DIRECTIVE
Set down the material below in full, matching it exactly.

[Records from a data collection]
»»

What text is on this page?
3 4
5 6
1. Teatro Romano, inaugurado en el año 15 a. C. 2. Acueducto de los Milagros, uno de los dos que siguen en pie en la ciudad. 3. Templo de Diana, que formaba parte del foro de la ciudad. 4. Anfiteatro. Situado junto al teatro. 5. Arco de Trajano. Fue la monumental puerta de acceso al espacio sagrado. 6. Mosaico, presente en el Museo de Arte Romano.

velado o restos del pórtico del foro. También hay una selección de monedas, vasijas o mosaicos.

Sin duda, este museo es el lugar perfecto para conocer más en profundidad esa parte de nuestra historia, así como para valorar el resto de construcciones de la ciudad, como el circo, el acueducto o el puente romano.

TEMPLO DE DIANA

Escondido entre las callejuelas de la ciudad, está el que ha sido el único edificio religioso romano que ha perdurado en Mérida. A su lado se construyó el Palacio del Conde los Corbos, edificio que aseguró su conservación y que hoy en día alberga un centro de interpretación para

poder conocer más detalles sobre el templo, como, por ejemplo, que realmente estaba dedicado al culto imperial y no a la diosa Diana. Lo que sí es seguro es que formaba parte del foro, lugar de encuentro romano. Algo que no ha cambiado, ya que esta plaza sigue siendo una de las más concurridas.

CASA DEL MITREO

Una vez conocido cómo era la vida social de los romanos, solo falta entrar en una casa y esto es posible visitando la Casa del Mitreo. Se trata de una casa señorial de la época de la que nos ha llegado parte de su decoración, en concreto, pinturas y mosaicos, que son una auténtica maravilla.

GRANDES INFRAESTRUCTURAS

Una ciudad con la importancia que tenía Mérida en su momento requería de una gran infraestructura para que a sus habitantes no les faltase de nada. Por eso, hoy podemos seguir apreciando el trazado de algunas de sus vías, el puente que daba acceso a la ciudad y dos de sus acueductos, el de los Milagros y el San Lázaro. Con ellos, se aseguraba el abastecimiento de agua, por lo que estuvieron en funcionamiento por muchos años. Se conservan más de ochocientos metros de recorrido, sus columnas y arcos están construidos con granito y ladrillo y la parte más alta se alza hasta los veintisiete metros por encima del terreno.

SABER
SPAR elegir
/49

««

RESPONSE TO THIS EXERCISE
What text is on this page?
3 4
5 6
1. Teatro Romano, inaugurado en el año 15 a. C. 2. Acueducto de los Milagros, uno de los dos que siguen en pie en la ciudad. 3. Templo de Diana, que formaba parte del foro de la ciudad. 4. Anfiteatro. Situado junto al teatro. 5. Arco de Trajano. Fue la monumental puerta de acceso al espacio sagrado. 6. Mosaico, presente en el Museo de Arte Romano.

velado o restos del pórtico del foro. También hay una selección de monedas, vasijas o mosaicos.

Sin duda, este museo es el lugar perfecto para conocer más en profundidad esa parte de nuestra historia, así como para valorar el resto de construcciones de la ciudad, como el circo, el acueducto o el puente romano.

TEMPLO DE DIANA

Escondido entre las callejuelas de la ciudad, está el que ha sido el único edificio religioso romano que ha perdurado en Mérida. A su lado se construyó el Palacio del Conde los Corbos, edificio que aseguró su conservación y que hoy en día alberga un centro de interpretación para

poder conocer más detalles sobre el templo, como, por ejemplo, que realmente estaba dedicado al culto imperial y no a la diosa Diana. Lo que sí es seguro es que formaba parte del foro, lugar de encuentro romano. Algo que no ha cambiado, ya que esta plaza sigue siendo una de las más concurridas.

CASA DEL MITREO

Una vez conocido cómo era la vida social de los romanos, solo falta entrar en una casa y esto es posible visitando la Casa del Mitreo. Se trata de una casa señorial de la época de la que nos ha llegado parte de su decoración, en concreto, pinturas y mosaicos, que son una auténtica maravilla.

GRANDES INFRAESTRUCTURAS

Una ciudad con la importancia que tenía Mérida en su momento requería de una gran infraestructura para que a sus habitantes no les faltase de nada. Por eso, hoy podemos seguir apreciando el trazado de algunas de sus vías, el puente que daba acceso a la ciudad y dos de sus acueductos, el de los Milagros y el San Lázaro. Con ellos, se aseguraba el abastecimiento de agua, por lo que estuvieron en funcionamiento por muchos años. Se conservan más de ochocientos metros de recorrido, sus columnas y arcos están construidos con granito y ladrillo y la parte más alta se alza hasta los veintisiete metros por encima del terreno.

SABER
SPAR elegir
/49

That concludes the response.